## THE TASK
Search the records for "screenshot". Copy every line where it appears.

## DATA FOR PROCESSING
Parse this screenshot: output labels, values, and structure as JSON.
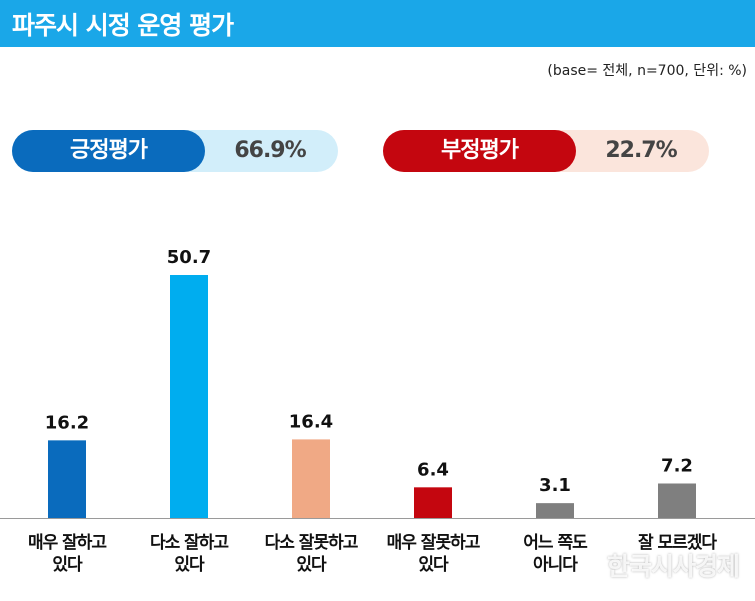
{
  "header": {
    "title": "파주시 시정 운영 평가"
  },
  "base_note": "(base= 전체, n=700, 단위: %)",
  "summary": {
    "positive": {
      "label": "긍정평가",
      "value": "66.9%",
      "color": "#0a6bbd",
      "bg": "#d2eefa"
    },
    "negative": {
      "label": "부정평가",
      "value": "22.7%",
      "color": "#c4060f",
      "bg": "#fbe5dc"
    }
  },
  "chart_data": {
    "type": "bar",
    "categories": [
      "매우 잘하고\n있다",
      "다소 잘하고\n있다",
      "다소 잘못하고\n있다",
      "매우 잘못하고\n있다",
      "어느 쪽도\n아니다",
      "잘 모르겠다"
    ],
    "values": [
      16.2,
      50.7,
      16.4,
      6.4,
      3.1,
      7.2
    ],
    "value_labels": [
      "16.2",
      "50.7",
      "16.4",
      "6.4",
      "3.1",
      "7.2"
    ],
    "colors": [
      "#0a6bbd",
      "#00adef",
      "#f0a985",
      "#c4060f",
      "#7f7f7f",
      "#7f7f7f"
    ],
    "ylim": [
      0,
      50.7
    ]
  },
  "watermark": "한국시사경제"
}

--

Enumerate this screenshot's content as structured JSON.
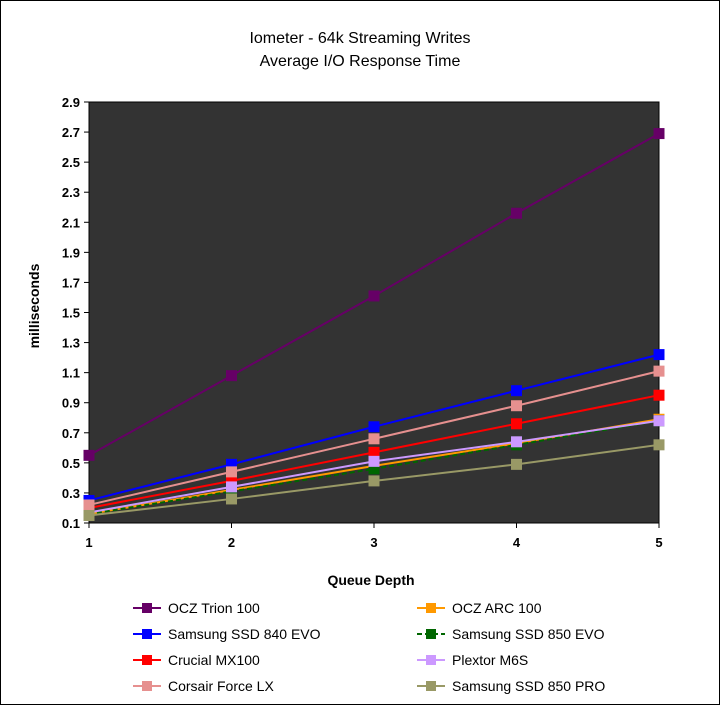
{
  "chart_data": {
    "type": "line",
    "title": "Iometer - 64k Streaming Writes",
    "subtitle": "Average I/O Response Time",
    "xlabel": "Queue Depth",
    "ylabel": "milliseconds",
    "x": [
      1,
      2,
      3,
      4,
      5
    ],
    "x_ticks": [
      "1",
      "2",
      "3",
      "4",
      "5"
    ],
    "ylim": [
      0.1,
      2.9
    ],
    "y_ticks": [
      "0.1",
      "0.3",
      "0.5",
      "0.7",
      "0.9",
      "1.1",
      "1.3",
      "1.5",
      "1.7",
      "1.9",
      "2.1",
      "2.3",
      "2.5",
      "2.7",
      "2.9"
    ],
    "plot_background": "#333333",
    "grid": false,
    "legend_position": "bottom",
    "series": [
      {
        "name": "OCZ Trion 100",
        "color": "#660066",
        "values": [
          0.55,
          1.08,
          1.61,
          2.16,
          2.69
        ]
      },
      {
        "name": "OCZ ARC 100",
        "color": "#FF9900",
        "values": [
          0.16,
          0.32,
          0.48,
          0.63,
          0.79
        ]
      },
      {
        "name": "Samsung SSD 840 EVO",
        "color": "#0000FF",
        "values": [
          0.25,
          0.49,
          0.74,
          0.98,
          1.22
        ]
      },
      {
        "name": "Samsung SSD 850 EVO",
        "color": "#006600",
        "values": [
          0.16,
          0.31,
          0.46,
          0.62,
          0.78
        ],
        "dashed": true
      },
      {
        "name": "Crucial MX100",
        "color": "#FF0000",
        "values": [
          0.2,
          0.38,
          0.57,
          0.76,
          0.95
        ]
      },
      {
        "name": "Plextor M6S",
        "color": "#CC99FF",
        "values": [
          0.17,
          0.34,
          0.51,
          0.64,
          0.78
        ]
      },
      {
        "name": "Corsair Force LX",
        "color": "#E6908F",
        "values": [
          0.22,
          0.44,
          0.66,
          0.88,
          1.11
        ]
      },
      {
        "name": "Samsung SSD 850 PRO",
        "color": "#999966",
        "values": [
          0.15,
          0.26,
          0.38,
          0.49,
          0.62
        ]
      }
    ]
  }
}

## TASK RESPONSE
Parse this screenshot: output labels, values, and structure as JSON.
Enumerate this screenshot's content as structured JSON.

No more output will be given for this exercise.